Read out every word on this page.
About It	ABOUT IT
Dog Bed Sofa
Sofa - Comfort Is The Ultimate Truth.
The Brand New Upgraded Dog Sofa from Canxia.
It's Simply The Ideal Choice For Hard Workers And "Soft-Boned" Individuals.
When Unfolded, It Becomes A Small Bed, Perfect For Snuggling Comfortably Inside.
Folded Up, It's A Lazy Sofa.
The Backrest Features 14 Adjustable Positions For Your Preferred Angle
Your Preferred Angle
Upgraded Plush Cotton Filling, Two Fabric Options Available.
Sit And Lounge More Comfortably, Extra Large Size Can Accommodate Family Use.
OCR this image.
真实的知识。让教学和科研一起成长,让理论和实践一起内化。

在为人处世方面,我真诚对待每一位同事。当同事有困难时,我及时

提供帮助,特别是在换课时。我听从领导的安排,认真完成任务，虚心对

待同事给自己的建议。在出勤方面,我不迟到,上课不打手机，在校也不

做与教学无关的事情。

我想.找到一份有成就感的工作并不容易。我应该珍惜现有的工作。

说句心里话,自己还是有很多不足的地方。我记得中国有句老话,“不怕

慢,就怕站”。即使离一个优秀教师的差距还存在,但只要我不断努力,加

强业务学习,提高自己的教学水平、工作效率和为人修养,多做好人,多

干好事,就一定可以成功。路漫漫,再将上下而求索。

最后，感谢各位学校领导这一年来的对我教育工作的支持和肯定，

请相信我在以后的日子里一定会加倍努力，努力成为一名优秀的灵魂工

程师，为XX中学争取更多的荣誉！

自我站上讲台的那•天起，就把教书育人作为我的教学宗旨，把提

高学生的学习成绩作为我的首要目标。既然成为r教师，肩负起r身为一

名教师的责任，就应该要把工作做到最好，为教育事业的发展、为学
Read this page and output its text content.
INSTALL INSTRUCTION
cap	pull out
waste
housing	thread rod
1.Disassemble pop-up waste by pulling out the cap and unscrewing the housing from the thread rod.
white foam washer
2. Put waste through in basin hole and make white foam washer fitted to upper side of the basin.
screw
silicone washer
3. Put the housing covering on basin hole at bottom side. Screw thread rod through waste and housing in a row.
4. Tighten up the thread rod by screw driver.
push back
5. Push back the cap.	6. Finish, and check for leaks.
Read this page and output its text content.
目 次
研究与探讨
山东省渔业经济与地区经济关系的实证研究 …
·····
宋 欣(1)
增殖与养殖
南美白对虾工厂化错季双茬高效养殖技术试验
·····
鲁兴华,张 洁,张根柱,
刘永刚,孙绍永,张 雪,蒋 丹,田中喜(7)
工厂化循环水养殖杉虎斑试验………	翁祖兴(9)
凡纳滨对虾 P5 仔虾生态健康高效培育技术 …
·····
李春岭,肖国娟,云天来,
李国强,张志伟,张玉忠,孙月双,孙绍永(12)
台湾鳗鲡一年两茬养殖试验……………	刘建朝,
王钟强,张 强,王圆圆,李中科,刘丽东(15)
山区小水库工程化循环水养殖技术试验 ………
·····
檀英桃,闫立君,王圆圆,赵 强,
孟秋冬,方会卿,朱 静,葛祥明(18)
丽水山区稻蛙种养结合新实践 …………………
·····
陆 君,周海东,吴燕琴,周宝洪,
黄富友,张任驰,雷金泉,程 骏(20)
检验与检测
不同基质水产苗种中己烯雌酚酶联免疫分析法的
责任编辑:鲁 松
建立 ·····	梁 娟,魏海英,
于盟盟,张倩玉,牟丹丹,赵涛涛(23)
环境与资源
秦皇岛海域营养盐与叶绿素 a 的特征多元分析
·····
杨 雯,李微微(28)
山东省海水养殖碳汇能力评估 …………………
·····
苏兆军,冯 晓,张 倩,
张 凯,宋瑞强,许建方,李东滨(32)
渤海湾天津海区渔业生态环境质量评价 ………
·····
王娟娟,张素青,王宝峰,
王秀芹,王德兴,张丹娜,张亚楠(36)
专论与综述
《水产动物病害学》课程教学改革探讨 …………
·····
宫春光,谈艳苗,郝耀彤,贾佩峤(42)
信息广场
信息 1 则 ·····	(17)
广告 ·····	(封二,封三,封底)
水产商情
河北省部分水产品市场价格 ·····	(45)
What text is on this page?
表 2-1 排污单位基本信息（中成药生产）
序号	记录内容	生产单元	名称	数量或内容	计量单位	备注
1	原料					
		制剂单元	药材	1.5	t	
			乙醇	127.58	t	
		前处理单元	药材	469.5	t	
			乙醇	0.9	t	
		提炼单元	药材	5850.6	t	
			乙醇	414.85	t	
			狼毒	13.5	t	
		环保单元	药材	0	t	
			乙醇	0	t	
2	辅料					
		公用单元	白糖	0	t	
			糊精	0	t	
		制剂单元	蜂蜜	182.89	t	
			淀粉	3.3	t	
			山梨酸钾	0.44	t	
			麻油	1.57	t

+ + + + + + +

(Aim)
Go through the material above and copy each line that has the word "housing".

(Output)
housing	thread rod
1.Disassemble pop-up waste by pulling out the cap and unscrewing the housing from the thread rod.
3. Put the housing covering on basin hole at bottom side. Screw thread rod through waste and housing in a row.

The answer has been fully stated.